━━━ Records supplied

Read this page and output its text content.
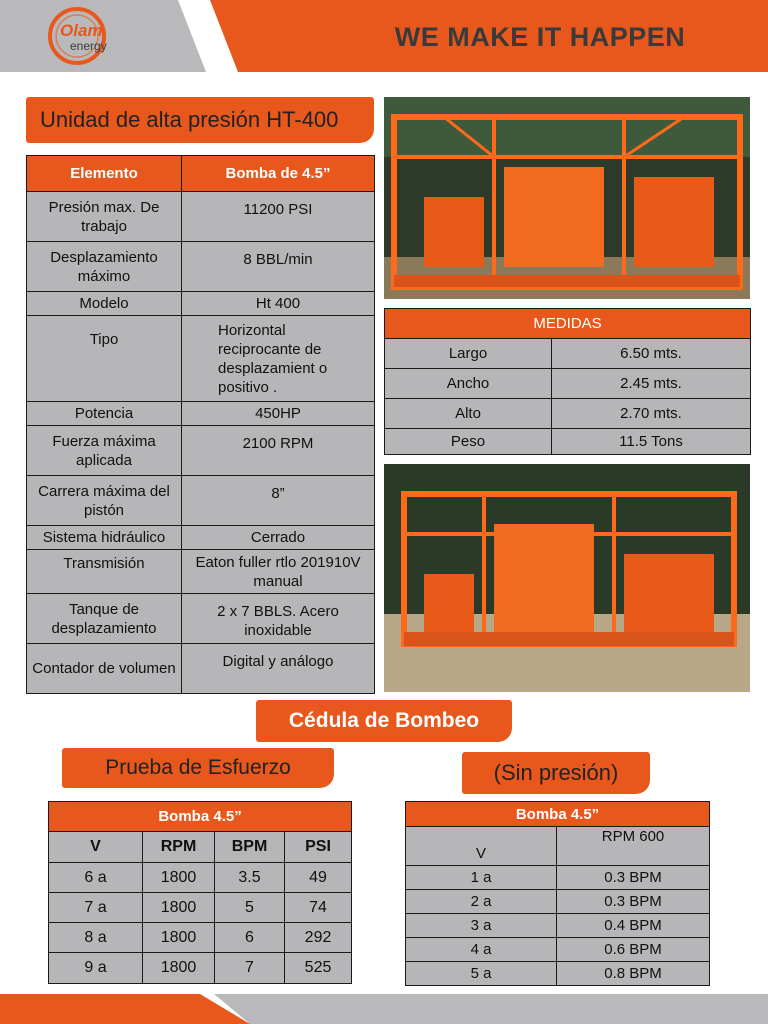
Olam
energy	WE MAKE IT HAPPEN
Unidad de alta presión HT-400
Elemento	Bomba de 4.5”
Presión max. De trabajo	11200 PSI
Desplazamiento máximo	8 BBL/min
Modelo	Ht 400
Tipo	Horizontal reciprocante de desplazamient o positivo .
Potencia	450HP
Fuerza máxima aplicada	2100 RPM
Carrera máxima del pistón	8”
Sistema hidráulico	Cerrado
Transmisión	Eaton fuller rtlo 201910V manual
Tanque de desplazamiento	2 x 7 BBLS. Acero inoxidable
Contador de volumen	Digital y análogo
MEDIDAS	
Largo	6.50 mts.
Ancho	2.45 mts.
Alto	2.70 mts.
Peso	11.5 Tons
Cédula de Bombeo
Prueba de Esfuerzo
Bomba 4.5”			
V	RPM	BPM	PSI
6 a	1800	3.5	49
7 a	1800	5	74
8 a	1800	6	292
9 a	1800	7	525
(Sin presión)
Bomba 4.5”	
V	RPM 600
1 a	0.3 BPM
2 a	0.3 BPM
3 a	0.4 BPM
4 a	0.6 BPM
5 a	0.8 BPM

━━━━━━

## [Short exercise]
Reproduce each line exactly, please, except for any pictures.

## [Task answer]
Read this page and output its text content.
Olam
energy	WE MAKE IT HAPPEN
Unidad de alta presión HT-400
Elemento	Bomba de 4.5”
Presión max. De trabajo	11200 PSI
Desplazamiento máximo	8 BBL/min
Modelo	Ht 400
Tipo	Horizontal reciprocante de desplazamient o positivo .
Potencia	450HP
Fuerza máxima aplicada	2100 RPM
Carrera máxima del pistón	8”
Sistema hidráulico	Cerrado
Transmisión	Eaton fuller rtlo 201910V manual
Tanque de desplazamiento	2 x 7 BBLS. Acero inoxidable
Contador de volumen	Digital y análogo
MEDIDAS	
Largo	6.50 mts.
Ancho	2.45 mts.
Alto	2.70 mts.
Peso	11.5 Tons
Cédula de Bombeo
Prueba de Esfuerzo
Bomba 4.5”			
V	RPM	BPM	PSI
6 a	1800	3.5	49
7 a	1800	5	74
8 a	1800	6	292
9 a	1800	7	525
(Sin presión)
Bomba 4.5”	
V	RPM 600
1 a	0.3 BPM
2 a	0.3 BPM
3 a	0.4 BPM
4 a	0.6 BPM
5 a	0.8 BPM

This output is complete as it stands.